#### Directive
Copy out all the entries exactly.

#### Supplied material
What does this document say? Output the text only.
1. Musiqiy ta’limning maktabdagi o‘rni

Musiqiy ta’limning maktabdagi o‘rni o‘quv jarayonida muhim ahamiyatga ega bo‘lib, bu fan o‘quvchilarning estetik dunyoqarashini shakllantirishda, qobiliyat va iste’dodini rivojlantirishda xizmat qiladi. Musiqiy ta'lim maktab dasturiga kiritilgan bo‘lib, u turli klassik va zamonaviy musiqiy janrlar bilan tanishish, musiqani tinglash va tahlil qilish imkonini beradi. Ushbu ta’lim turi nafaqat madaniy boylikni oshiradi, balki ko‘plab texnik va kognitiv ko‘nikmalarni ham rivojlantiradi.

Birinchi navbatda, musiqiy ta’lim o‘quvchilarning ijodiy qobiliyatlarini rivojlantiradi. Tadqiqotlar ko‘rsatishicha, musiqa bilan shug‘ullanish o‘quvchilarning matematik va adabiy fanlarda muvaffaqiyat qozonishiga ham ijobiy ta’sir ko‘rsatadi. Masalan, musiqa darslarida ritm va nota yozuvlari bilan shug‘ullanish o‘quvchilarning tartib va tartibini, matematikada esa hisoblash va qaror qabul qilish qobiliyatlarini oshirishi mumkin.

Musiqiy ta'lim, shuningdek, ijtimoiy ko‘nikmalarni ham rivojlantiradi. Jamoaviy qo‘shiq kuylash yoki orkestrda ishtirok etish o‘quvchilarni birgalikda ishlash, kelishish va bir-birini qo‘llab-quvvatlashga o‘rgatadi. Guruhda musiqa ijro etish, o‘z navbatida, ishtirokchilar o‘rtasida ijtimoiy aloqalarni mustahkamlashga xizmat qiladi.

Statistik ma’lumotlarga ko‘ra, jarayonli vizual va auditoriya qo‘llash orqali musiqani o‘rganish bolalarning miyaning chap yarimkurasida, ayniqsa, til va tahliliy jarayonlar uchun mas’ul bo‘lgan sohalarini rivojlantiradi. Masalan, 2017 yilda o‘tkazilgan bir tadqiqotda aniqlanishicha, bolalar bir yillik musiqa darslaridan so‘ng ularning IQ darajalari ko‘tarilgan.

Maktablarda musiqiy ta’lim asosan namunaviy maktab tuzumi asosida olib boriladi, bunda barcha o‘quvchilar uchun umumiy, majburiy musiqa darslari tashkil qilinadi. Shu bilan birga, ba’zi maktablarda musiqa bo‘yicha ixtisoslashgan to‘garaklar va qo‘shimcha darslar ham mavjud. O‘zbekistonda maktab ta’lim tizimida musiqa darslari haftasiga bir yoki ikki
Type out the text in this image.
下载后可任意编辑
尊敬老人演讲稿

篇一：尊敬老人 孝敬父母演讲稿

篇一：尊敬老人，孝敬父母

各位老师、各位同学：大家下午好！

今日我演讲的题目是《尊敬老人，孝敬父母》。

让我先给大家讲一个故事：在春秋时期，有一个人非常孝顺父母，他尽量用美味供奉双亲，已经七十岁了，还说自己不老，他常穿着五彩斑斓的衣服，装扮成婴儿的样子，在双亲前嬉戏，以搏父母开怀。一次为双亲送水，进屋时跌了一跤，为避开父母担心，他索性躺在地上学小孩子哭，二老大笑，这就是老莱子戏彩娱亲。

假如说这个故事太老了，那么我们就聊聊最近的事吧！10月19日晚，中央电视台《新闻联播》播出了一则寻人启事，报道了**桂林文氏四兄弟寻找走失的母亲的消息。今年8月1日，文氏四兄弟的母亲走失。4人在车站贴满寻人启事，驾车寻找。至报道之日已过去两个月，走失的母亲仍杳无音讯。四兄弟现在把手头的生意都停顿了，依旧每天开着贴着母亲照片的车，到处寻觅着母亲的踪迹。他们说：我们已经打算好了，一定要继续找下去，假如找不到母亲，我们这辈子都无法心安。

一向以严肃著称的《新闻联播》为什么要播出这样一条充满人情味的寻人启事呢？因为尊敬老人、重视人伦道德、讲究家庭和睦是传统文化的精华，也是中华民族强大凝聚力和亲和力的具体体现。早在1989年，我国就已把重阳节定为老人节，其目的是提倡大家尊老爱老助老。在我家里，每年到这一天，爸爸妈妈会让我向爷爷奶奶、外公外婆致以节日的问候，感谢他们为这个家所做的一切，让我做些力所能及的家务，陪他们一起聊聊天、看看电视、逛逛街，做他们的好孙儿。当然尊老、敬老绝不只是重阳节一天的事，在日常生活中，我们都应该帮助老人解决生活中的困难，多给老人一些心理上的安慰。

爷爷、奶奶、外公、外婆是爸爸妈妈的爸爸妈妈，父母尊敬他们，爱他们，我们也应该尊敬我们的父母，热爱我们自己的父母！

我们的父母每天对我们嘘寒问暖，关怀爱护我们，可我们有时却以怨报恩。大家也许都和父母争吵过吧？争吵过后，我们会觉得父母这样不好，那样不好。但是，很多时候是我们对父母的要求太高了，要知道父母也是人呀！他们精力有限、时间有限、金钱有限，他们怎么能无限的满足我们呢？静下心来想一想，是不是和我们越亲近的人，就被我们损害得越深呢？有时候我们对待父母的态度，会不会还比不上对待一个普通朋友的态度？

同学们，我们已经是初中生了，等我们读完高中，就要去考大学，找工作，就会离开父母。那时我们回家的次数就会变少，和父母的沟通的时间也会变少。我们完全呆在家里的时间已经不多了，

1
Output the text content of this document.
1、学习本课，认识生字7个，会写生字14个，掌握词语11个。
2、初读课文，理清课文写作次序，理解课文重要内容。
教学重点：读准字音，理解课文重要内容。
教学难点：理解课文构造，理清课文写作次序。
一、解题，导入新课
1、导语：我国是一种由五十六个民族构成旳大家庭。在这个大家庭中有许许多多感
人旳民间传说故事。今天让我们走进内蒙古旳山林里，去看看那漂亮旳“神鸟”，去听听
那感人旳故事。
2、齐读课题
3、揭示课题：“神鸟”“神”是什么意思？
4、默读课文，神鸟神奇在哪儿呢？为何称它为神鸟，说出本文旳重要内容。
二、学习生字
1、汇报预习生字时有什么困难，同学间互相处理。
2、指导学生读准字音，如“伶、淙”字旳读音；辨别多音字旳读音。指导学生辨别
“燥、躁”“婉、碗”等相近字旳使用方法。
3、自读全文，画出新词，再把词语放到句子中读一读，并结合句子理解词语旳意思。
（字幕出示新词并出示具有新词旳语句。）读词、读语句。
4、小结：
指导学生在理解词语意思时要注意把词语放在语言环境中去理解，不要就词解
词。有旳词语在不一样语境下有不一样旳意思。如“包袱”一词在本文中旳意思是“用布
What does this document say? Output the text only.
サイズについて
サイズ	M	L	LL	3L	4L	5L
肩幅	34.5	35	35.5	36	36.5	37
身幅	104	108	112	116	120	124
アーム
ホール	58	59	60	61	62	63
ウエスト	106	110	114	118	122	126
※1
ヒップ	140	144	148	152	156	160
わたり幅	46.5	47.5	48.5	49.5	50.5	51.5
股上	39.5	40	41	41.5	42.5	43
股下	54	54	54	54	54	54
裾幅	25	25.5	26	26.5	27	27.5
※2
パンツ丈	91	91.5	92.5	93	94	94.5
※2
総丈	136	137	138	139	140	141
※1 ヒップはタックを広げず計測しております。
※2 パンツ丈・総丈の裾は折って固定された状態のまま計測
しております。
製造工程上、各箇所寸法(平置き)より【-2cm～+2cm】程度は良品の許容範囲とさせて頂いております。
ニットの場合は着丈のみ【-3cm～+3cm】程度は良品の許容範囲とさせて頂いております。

#### Right answer
What does this document say? Output the text only.
1. Musiqiy ta’limning maktabdagi o‘rni

Musiqiy ta’limning maktabdagi o‘rni o‘quv jarayonida muhim ahamiyatga ega bo‘lib, bu fan o‘quvchilarning estetik dunyoqarashini shakllantirishda, qobiliyat va iste’dodini rivojlantirishda xizmat qiladi. Musiqiy ta'lim maktab dasturiga kiritilgan bo‘lib, u turli klassik va zamonaviy musiqiy janrlar bilan tanishish, musiqani tinglash va tahlil qilish imkonini beradi. Ushbu ta’lim turi nafaqat madaniy boylikni oshiradi, balki ko‘plab texnik va kognitiv ko‘nikmalarni ham rivojlantiradi.

Birinchi navbatda, musiqiy ta’lim o‘quvchilarning ijodiy qobiliyatlarini rivojlantiradi. Tadqiqotlar ko‘rsatishicha, musiqa bilan shug‘ullanish o‘quvchilarning matematik va adabiy fanlarda muvaffaqiyat qozonishiga ham ijobiy ta’sir ko‘rsatadi. Masalan, musiqa darslarida ritm va nota yozuvlari bilan shug‘ullanish o‘quvchilarning tartib va tartibini, matematikada esa hisoblash va qaror qabul qilish qobiliyatlarini oshirishi mumkin.

Musiqiy ta'lim, shuningdek, ijtimoiy ko‘nikmalarni ham rivojlantiradi. Jamoaviy qo‘shiq kuylash yoki orkestrda ishtirok etish o‘quvchilarni birgalikda ishlash, kelishish va bir-birini qo‘llab-quvvatlashga o‘rgatadi. Guruhda musiqa ijro etish, o‘z navbatida, ishtirokchilar o‘rtasida ijtimoiy aloqalarni mustahkamlashga xizmat qiladi.

Statistik ma’lumotlarga ko‘ra, jarayonli vizual va auditoriya qo‘llash orqali musiqani o‘rganish bolalarning miyaning chap yarimkurasida, ayniqsa, til va tahliliy jarayonlar uchun mas’ul bo‘lgan sohalarini rivojlantiradi. Masalan, 2017 yilda o‘tkazilgan bir tadqiqotda aniqlanishicha, bolalar bir yillik musiqa darslaridan so‘ng ularning IQ darajalari ko‘tarilgan.

Maktablarda musiqiy ta’lim asosan namunaviy maktab tuzumi asosida olib boriladi, bunda barcha o‘quvchilar uchun umumiy, majburiy musiqa darslari tashkil qilinadi. Shu bilan birga, ba’zi maktablarda musiqa bo‘yicha ixtisoslashgan to‘garaklar va qo‘shimcha darslar ham mavjud. O‘zbekistonda maktab ta’lim tizimida musiqa darslari haftasiga bir yoki ikki
Type out the text in this image.
下载后可任意编辑
尊敬老人演讲稿

篇一：尊敬老人 孝敬父母演讲稿

篇一：尊敬老人，孝敬父母

各位老师、各位同学：大家下午好！

今日我演讲的题目是《尊敬老人，孝敬父母》。

让我先给大家讲一个故事：在春秋时期，有一个人非常孝顺父母，他尽量用美味供奉双亲，已经七十岁了，还说自己不老，他常穿着五彩斑斓的衣服，装扮成婴儿的样子，在双亲前嬉戏，以搏父母开怀。一次为双亲送水，进屋时跌了一跤，为避开父母担心，他索性躺在地上学小孩子哭，二老大笑，这就是老莱子戏彩娱亲。

假如说这个故事太老了，那么我们就聊聊最近的事吧！10月19日晚，中央电视台《新闻联播》播出了一则寻人启事，报道了**桂林文氏四兄弟寻找走失的母亲的消息。今年8月1日，文氏四兄弟的母亲走失。4人在车站贴满寻人启事，驾车寻找。至报道之日已过去两个月，走失的母亲仍杳无音讯。四兄弟现在把手头的生意都停顿了，依旧每天开着贴着母亲照片的车，到处寻觅着母亲的踪迹。他们说：我们已经打算好了，一定要继续找下去，假如找不到母亲，我们这辈子都无法心安。

一向以严肃著称的《新闻联播》为什么要播出这样一条充满人情味的寻人启事呢？因为尊敬老人、重视人伦道德、讲究家庭和睦是传统文化的精华，也是中华民族强大凝聚力和亲和力的具体体现。早在1989年，我国就已把重阳节定为老人节，其目的是提倡大家尊老爱老助老。在我家里，每年到这一天，爸爸妈妈会让我向爷爷奶奶、外公外婆致以节日的问候，感谢他们为这个家所做的一切，让我做些力所能及的家务，陪他们一起聊聊天、看看电视、逛逛街，做他们的好孙儿。当然尊老、敬老绝不只是重阳节一天的事，在日常生活中，我们都应该帮助老人解决生活中的困难，多给老人一些心理上的安慰。

爷爷、奶奶、外公、外婆是爸爸妈妈的爸爸妈妈，父母尊敬他们，爱他们，我们也应该尊敬我们的父母，热爱我们自己的父母！

我们的父母每天对我们嘘寒问暖，关怀爱护我们，可我们有时却以怨报恩。大家也许都和父母争吵过吧？争吵过后，我们会觉得父母这样不好，那样不好。但是，很多时候是我们对父母的要求太高了，要知道父母也是人呀！他们精力有限、时间有限、金钱有限，他们怎么能无限的满足我们呢？静下心来想一想，是不是和我们越亲近的人，就被我们损害得越深呢？有时候我们对待父母的态度，会不会还比不上对待一个普通朋友的态度？

同学们，我们已经是初中生了，等我们读完高中，就要去考大学，找工作，就会离开父母。那时我们回家的次数就会变少，和父母的沟通的时间也会变少。我们完全呆在家里的时间已经不多了，

1
Output the text content of this document.
1、学习本课，认识生字7个，会写生字14个，掌握词语11个。
2、初读课文，理清课文写作次序，理解课文重要内容。
教学重点：读准字音，理解课文重要内容。
教学难点：理解课文构造，理清课文写作次序。
一、解题，导入新课
1、导语：我国是一种由五十六个民族构成旳大家庭。在这个大家庭中有许许多多感
人旳民间传说故事。今天让我们走进内蒙古旳山林里，去看看那漂亮旳“神鸟”，去听听
那感人旳故事。
2、齐读课题
3、揭示课题：“神鸟”“神”是什么意思？
4、默读课文，神鸟神奇在哪儿呢？为何称它为神鸟，说出本文旳重要内容。
二、学习生字
1、汇报预习生字时有什么困难，同学间互相处理。
2、指导学生读准字音，如“伶、淙”字旳读音；辨别多音字旳读音。指导学生辨别
“燥、躁”“婉、碗”等相近字旳使用方法。
3、自读全文，画出新词，再把词语放到句子中读一读，并结合句子理解词语旳意思。
（字幕出示新词并出示具有新词旳语句。）读词、读语句。
4、小结：
指导学生在理解词语意思时要注意把词语放在语言环境中去理解，不要就词解
词。有旳词语在不一样语境下有不一样旳意思。如“包袱”一词在本文中旳意思是“用布
What does this document say? Output the text only.
サイズについて
サイズ	M	L	LL	3L	4L	5L
肩幅	34.5	35	35.5	36	36.5	37
身幅	104	108	112	116	120	124
アーム
ホール	58	59	60	61	62	63
ウエスト	106	110	114	118	122	126
※1
ヒップ	140	144	148	152	156	160
わたり幅	46.5	47.5	48.5	49.5	50.5	51.5
股上	39.5	40	41	41.5	42.5	43
股下	54	54	54	54	54	54
裾幅	25	25.5	26	26.5	27	27.5
※2
パンツ丈	91	91.5	92.5	93	94	94.5
※2
総丈	136	137	138	139	140	141
※1 ヒップはタックを広げず計測しております。
※2 パンツ丈・総丈の裾は折って固定された状態のまま計測
しております。
製造工程上、各箇所寸法(平置き)より【-2cm～+2cm】程度は良品の許容範囲とさせて頂いております。
ニットの場合は着丈のみ【-3cm～+3cm】程度は良品の許容範囲とさせて頂いております。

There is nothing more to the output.